─── ROWS ───

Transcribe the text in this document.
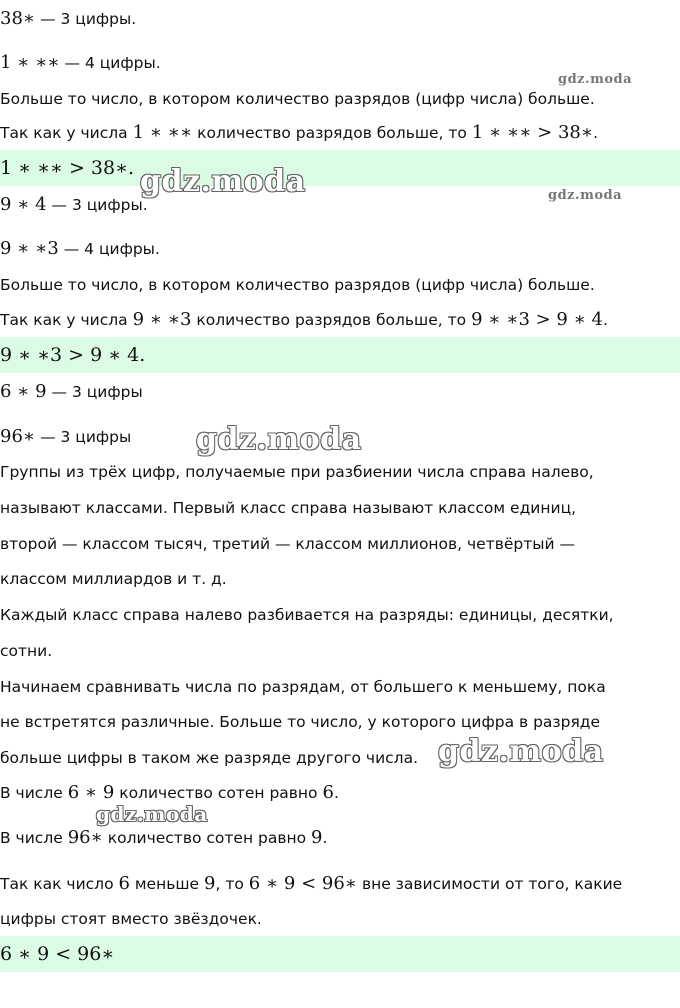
38∗ — 3 цифры.
1 ∗ ∗∗ — 4 цифры.
gdz.moda
Больше то число, в котором количество разрядов (цифр числа) больше.
Так как у числа 1 ∗ ∗∗ количество разрядов больше, то 1 ∗ ∗∗ > 38∗.
1 ∗ ∗∗ > 38∗. gdz.moda	gdz.moda
9 ∗ 4 — 3 цифры.
9 ∗ ∗3 — 4 цифры.
Больше то число, в котором количество разрядов (цифр числа) больше.
Так как у числа 9 ∗ ∗3 количество разрядов больше, то 9 ∗ ∗3 > 9 ∗ 4.
9 ∗ ∗3 > 9 ∗ 4.
6 ∗ 9 — 3 цифры
96∗ — 3 цифры gdz.moda
Группы из трёх цифр, получаемые при разбиении числа справа налево,
называют классами. Первый класс справа называют классом единиц,
второй — классом тысяч, третий — классом миллионов, четвёртый —
классом миллиардов и т. д.
Каждый класс справа налево разбивается на разряды: единицы, десятки,
сотни.
Начинаем сравнивать числа по разрядам, от большего к меньшему, пока
не встретятся различные. Больше то число, у которого цифра в разряде
больше цифры в таком же разряде другого числа. gdz.moda
В числе 6 ∗ 9 количество сотен равно 6.
gdz.moda
В числе 96∗ количество сотен равно 9.
Так как число 6 меньше 9, то 6 ∗ 9 < 96∗ вне зависимости от того, какие
цифры стоят вместо звёздочек.
6 ∗ 9 < 96∗
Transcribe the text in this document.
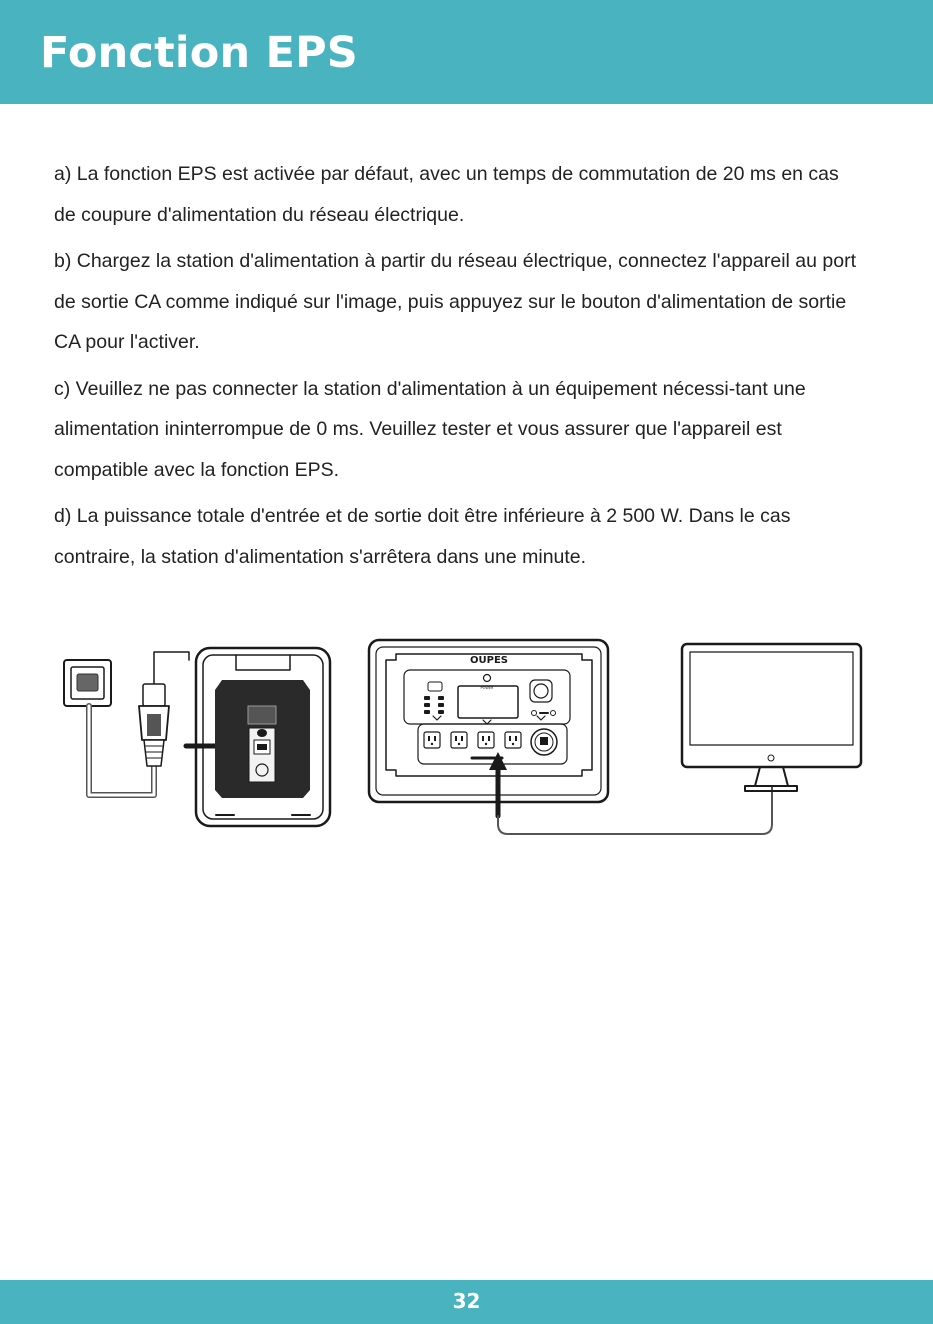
Fonction EPS

a) La fonction EPS est activée par défaut, avec un temps de commutation de 20 ms en cas de coupure d'alimentation du réseau électrique.

b) Chargez la station d'alimentation à partir du réseau électrique, connectez l'appareil au port de sortie CA comme indiqué sur l'image, puis appuyez sur le bouton d'alimentation de sortie CA pour l'activer.

c) Veuillez ne pas connecter la station d'alimentation à un équipement nécessi-tant une alimentation ininterrompue de 0 ms. Veuillez tester et vous assurer que l'appareil est compatible avec la fonction EPS.

d) La puissance totale d'entrée et de sortie doit être inférieure à 2 500 W. Dans le cas contraire, la station d'alimentation s'arrêtera dans une minute.

OUPES
POWER
32
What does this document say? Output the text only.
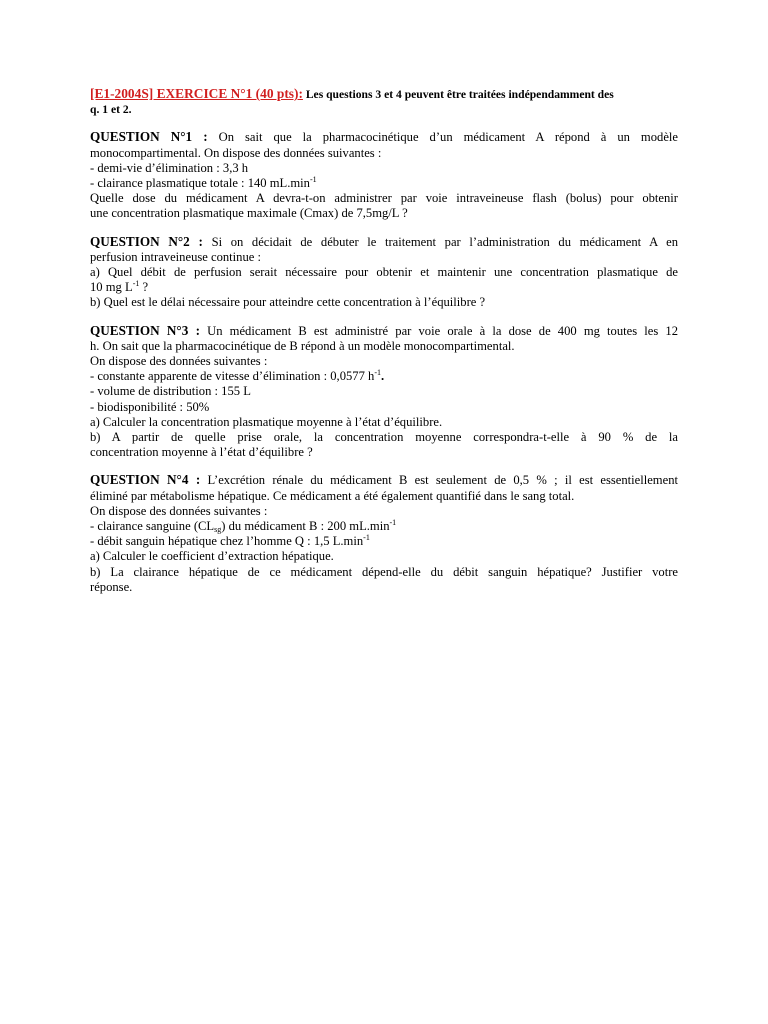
[E1-2004S] EXERCICE N°1 (40 pts): Les questions 3 et 4 peuvent être traitées indépendamment des
q. 1 et 2.
QUESTION N°1 : On sait que la pharmacocinétique d’un médicament A répond à un modèle
monocompartimental. On dispose des données suivantes :
- demi-vie d’élimination : 3,3 h
- clairance plasmatique totale : 140 $mL.\min^{-1}$
Quelle dose du médicament A devra-t-on administrer par voie intraveineuse flash (bolus) pour obtenir
une concentration plasmatique maximale (Cmax) de 7,5mg/L ?
QUESTION N°2 : Si on décidait de débuter le traitement par l’administration du médicament A en
perfusion intraveineuse continue :
a) Quel débit de perfusion serait nécessaire pour obtenir et maintenir une concentration plasmatique de
10 mg $L^{-1}$ ?
b) Quel est le délai nécessaire pour atteindre cette concentration à l’équilibre ?
QUESTION N°3 : Un médicament B est administré par voie orale à la dose de 400 mg toutes les 12
h. On sait que la pharmacocinétique de B répond à un modèle monocompartimental.
On dispose des données suivantes :
- constante apparente de vitesse d’élimination : 0,0577 $h^{-1}$.
- volume de distribution : 155 L
- biodisponibilité : 50%
a) Calculer la concentration plasmatique moyenne à l’état d’équilibre.
b) A partir de quelle prise orale, la concentration moyenne correspondra-t-elle à 90 % de la
concentration moyenne à l’état d’équilibre ?
QUESTION N°4 : L’excrétion rénale du médicament B est seulement de 0,5 % ; il est essentiellement
éliminé par métabolisme hépatique. Ce médicament a été également quantifié dans le sang total.
On dispose des données suivantes :
- clairance sanguine $(CL_{sg})$ du médicament B : 200 $mL.\min^{-1}$
- débit sanguin hépatique chez l’homme Q : 1,5 $L.\min^{-1}$
a) Calculer le coefficient d’extraction hépatique.
b) La clairance hépatique de ce médicament dépend-elle du débit sanguin hépatique? Justifier votre
réponse.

───

PROBLEM STATEMENT =>
Review the material and copy each line in which the word "сотен" appears.

CORRECT OUTPUT =>
В числе 6 ∗ 9 количество сотен равно 6.
В числе 96∗ количество сотен равно 9.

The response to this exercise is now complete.